TASK PROMPT: Sift the material for lines containing "injection", and return them.

GIVEN DATA:

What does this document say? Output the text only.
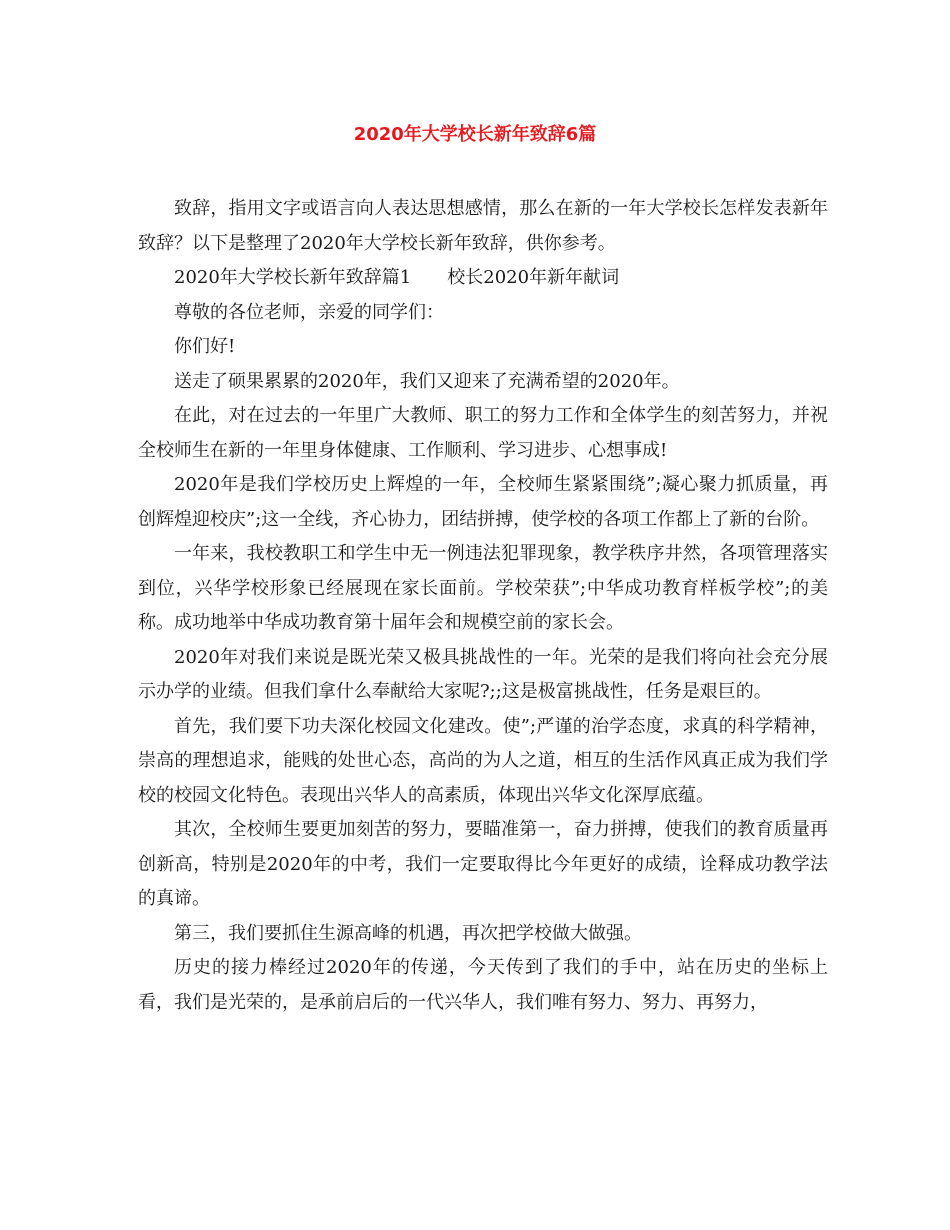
2020年大学校长新年致辞6篇

致辞，指用文字或语言向人表达思想感情，那么在新的一年大学校长怎样发表新年致辞？以下是整理了2020年大学校长新年致辞，供你参考。

2020年大学校长新年致辞篇1　　校长2020年新年献词

尊敬的各位老师，亲爱的同学们：

你们好!

送走了硕果累累的2020年，我们又迎来了充满希望的2020年。

在此，对在过去的一年里广大教师、职工的努力工作和全体学生的刻苦努力，并祝全校师生在新的一年里身体健康、工作顺利、学习进步、心想事成!

2020年是我们学校历史上辉煌的一年，全校师生紧紧围绕”;凝心聚力抓质量，再创辉煌迎校庆”;这一全线，齐心协力，团结拼搏，使学校的各项工作都上了新的台阶。

一年来，我校教职工和学生中无一例违法犯罪现象，教学秩序井然，各项管理落实到位，兴华学校形象已经展现在家长面前。学校荣获”;中华成功教育样板学校”;的美称。成功地举中华成功教育第十届年会和规模空前的家长会。

2020年对我们来说是既光荣又极具挑战性的一年。光荣的是我们将向社会充分展示办学的业绩。但我们拿什么奉献给大家呢?;;这是极富挑战性，任务是艰巨的。

首先，我们要下功夫深化校园文化建改。使”;严谨的治学态度，求真的科学精神，崇高的理想追求，能贱的处世心态，高尚的为人之道，相互的生活作风真正成为我们学校的校园文化特色。表现出兴华人的高素质，体现出兴华文化深厚底蕴。

其次，全校师生要更加刻苦的努力，要瞄准第一，奋力拼搏，使我们的教育质量再创新高，特别是2020年的中考，我们一定要取得比今年更好的成绩，诠释成功教学法的真谛。

第三，我们要抓住生源高峰的机遇，再次把学校做大做强。

历史的接力棒经过2020年的传递，今天传到了我们的手中，站在历史的坐标上看，我们是光荣的，是承前启后的一代兴华人，我们唯有努力、努力、再努力，
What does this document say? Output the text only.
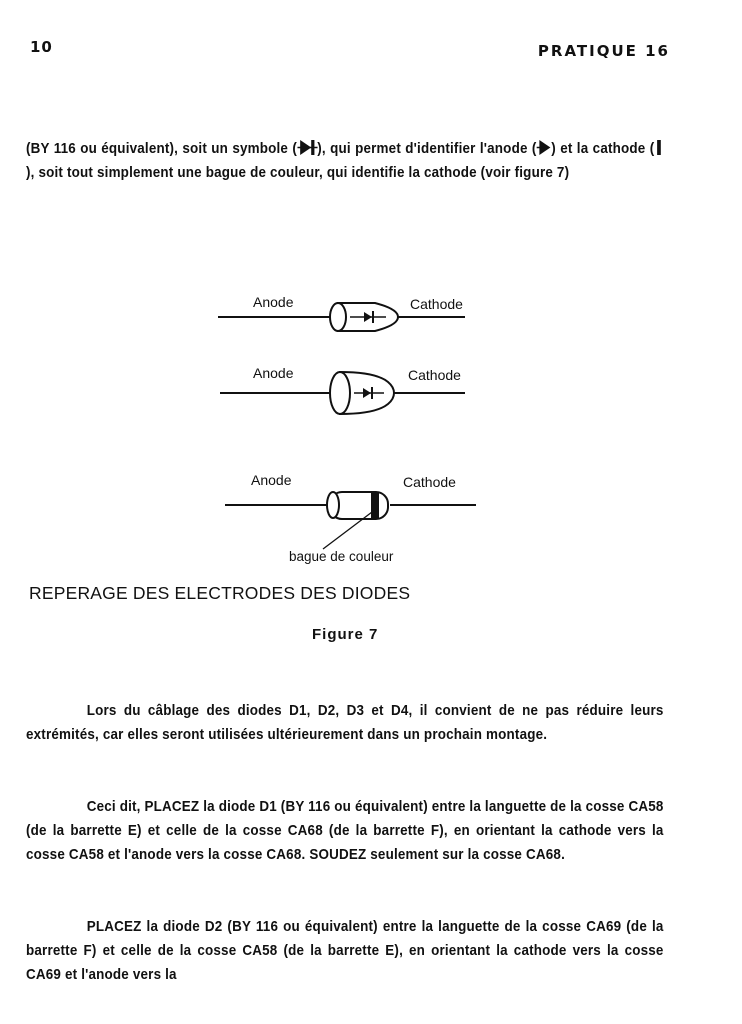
10	PRATIQUE 16

(BY 116 ou équivalent), soit un symbole ( ), qui permet d'identifier l'anode ( ) et la cathode (), soit tout simplement une bague de couleur, qui identifie la cathode (voir figure 7)

Anode	Cathode
Anode	Cathode
Anode	Cathode
bague de couleur
REPERAGE DES ELECTRODES DES DIODES
Figure 7

Lors du câblage des diodes D1, D2, D3 et D4, il convient de ne pas réduire leurs extrémités, car elles seront utilisées ultérieurement dans un prochain montage.

Ceci dit, PLACEZ la diode D1 (BY 116 ou équivalent) entre la languette de la cosse CA58 (de la barrette E) et celle de la cosse CA68 (de la barrette F), en orientant la cathode vers la cosse CA58 et l'anode vers la cosse CA68. SOUDEZ seulement sur la cosse CA68.

PLACEZ la diode D2 (BY 116 ou équivalent) entre la languette de la cosse CA69 (de la barrette F) et celle de la cosse CA58 (de la barrette E), en orientant la cathode vers la cosse CA69 et l'anode vers la
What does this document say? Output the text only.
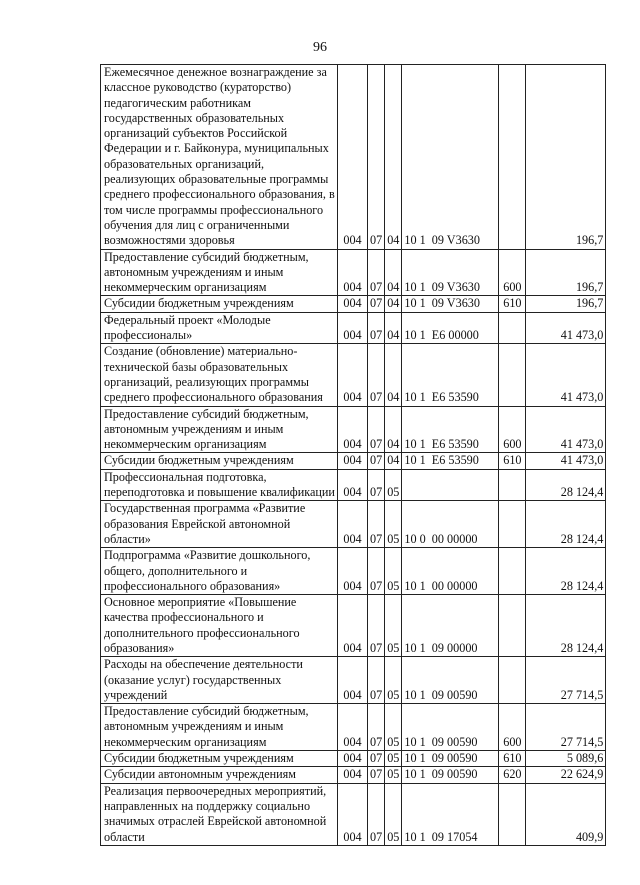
96
Ежемесячное денежное вознаграждение за классное руководство (кураторство) педагогическим работникам государственных образовательных организаций субъектов Российской Федерации и г. Байконура, муниципальных образовательных организаций, реализующих образовательные программы среднего профессионального образования, в том числе программы профессионального обучения для лиц с ограниченными возможностями здоровья	004	07	04	10 1  09 V3630		196,7
Предоставление субсидий бюджетным, автономным учреждениям и иным некоммерческим организациям	004	07	04	10 1  09 V3630	600	196,7
Субсидии бюджетным учреждениям	004	07	04	10 1  09 V3630	610	196,7
Федеральный проект «Молодые профессионалы»	004	07	04	10 1  E6 00000		41 473,0
Создание (обновление) материально-технической базы образовательных организаций, реализующих программы среднего профессионального образования	004	07	04	10 1  E6 53590		41 473,0
Предоставление субсидий бюджетным, автономным учреждениям и иным некоммерческим организациям	004	07	04	10 1  E6 53590	600	41 473,0
Субсидии бюджетным учреждениям	004	07	04	10 1  E6 53590	610	41 473,0
Профессиональная подготовка, переподготовка и повышение квалификации	004	07	05			28 124,4
Государственная программа «Развитие образования Еврейской автономной области»	004	07	05	10 0  00 00000		28 124,4
Подпрограмма «Развитие дошкольного, общего, дополнительного и профессионального образования»	004	07	05	10 1  00 00000		28 124,4
Основное мероприятие «Повышение качества профессионального и дополнительного профессионального образования»	004	07	05	10 1  09 00000		28 124,4
Расходы на обеспечение деятельности (оказание услуг) государственных учреждений	004	07	05	10 1  09 00590		27 714,5
Предоставление субсидий бюджетным, автономным учреждениям и иным некоммерческим организациям	004	07	05	10 1  09 00590	600	27 714,5
Субсидии бюджетным учреждениям	004	07	05	10 1  09 00590	610	5 089,6
Субсидии автономным учреждениям	004	07	05	10 1  09 00590	620	22 624,9
Реализация первоочередных мероприятий, направленных на поддержку социально значимых отраслей Еврейской автономной области	004	07	05	10 1  09 17054		409,9
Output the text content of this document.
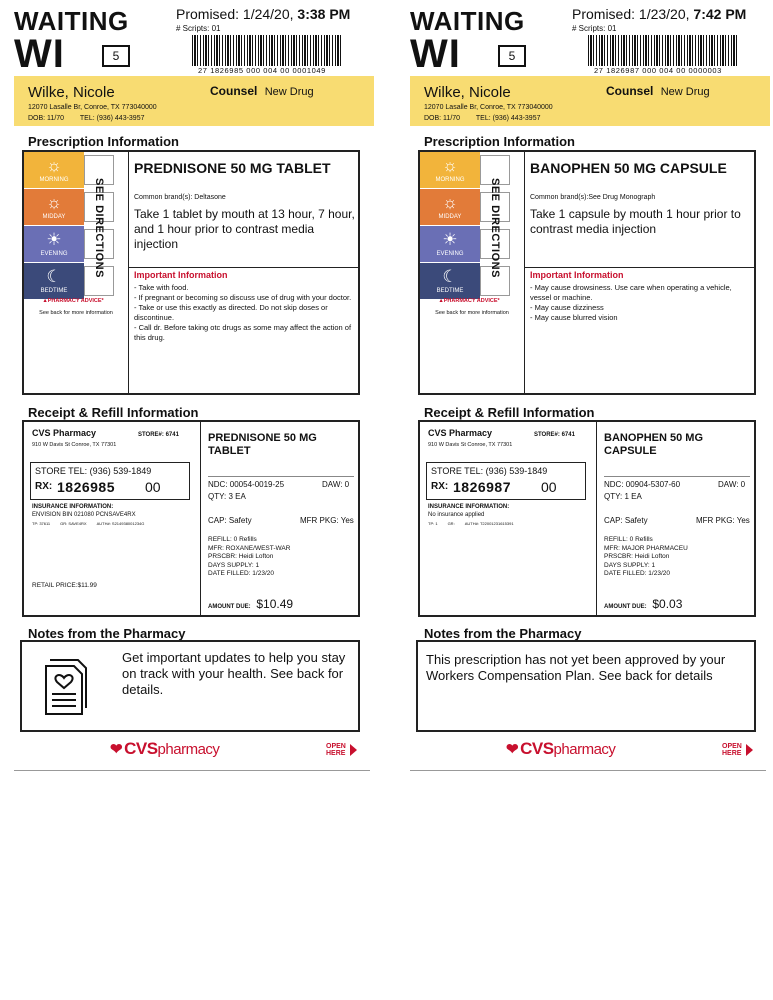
WAITING
WI	5
Promised: 1/24/20, 3:38 PM
# Scripts: 01
27 1826985 000 004 00 0001049
Wilke, Nicole
12070 Lasalle Br, Conroe, TX 773040000
DOB: 11/70 TEL: (936) 443-3957
Counsel New Drug
Prescription Information
☼
MORNING
☼
MIDDAY
☀
EVENING
☾
BEDTIME
SEE DIRECTIONS
▲PHARMACY ADVICE*
See back for more information
PREDNISONE 50 MG TABLET
Common brand(s): Deltasone
Take 1 tablet by mouth at 13 hour, 7 hour, and 1 hour prior to contrast media injection
Important Information
- Take with food.
- If pregnant or becoming so discuss use of drug with your doctor.
- Take or use this exactly as directed. Do not skip doses or discontinue.
- Call dr. Before taking otc drugs as some may affect the action of this drug.
Receipt & Refill Information
CVS Pharmacy	STORE#: 6741
910 W Davis St Conroe, TX 77301
STORE TEL: (936) 539-1849
RX: 1826985 00
INSURANCE INFORMATION:
ENVISION BIN 021080 PCNSAVE4RX
TP: 37611	GR: SAVE4RX	AUTH#: S214938001234G
RETAIL PRICE:$11.99
PREDNISONE 50 MG TABLET
NDC: 00054-0019-25	DAW: 0
QTY: 3 EA
CAP: Safety	MFR PKG: Yes
REFILL: 0 Refills
MFR: ROXANE/WEST-WAR
PRSCBR: Heidi Lofton
DAYS SUPPLY: 1
DATE FILLED: 1/23/20
AMOUNT DUE: $10.49
Notes from the Pharmacy
Get important updates to help you stay on track with your health. See back for details.
❤ CVSpharmacy	OPEN
HERE
WAITING
WI	5
Promised: 1/23/20, 7:42 PM
# Scripts: 01
27 1826987 000 004 00 0000003
Wilke, Nicole
12070 Lasalle Br, Conroe, TX 773040000
DOB: 11/70 TEL: (936) 443-3957
Counsel New Drug
Prescription Information
☼
MORNING
☼
MIDDAY
☀
EVENING
☾
BEDTIME
SEE DIRECTIONS
▲PHARMACY ADVICE*
See back for more information
BANOPHEN 50 MG CAPSULE
Common brand(s):See Drug Monograph
Take 1 capsule by mouth 1 hour prior to contrast media injection
Important Information
- May cause drowsiness. Use care when operating a vehicle, vessel or machine.
- May cause dizziness
- May cause blurred vision
Receipt & Refill Information
CVS Pharmacy	STORE#: 6741
910 W Davis St Conroe, TX 77301
STORE TEL: (936) 539-1849
RX: 1826987 00
INSURANCE INFORMATION:
No insurance applied
TP: 1	GR:	AUTH#: T22001231615391
BANOPHEN 50 MG CAPSULE
NDC: 00904-5307-60	DAW: 0
QTY: 1 EA
CAP: Safety	MFR PKG: Yes
REFILL: 0 Refills
MFR: MAJOR PHARMACEU
PRSCBR: Heidi Lofton
DAYS SUPPLY: 1
DATE FILLED: 1/23/20
AMOUNT DUE: $0.03
Notes from the Pharmacy
This prescription has not yet been approved by your Workers Compensation Plan. See back for details
❤ CVSpharmacy	OPEN
HERE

WRITTEN REPLY:
Take 1 tablet by mouth at 13 hour, 7 hour, and 1 hour prior to contrast media injection
Take 1 capsule by mouth 1 hour prior to contrast media injection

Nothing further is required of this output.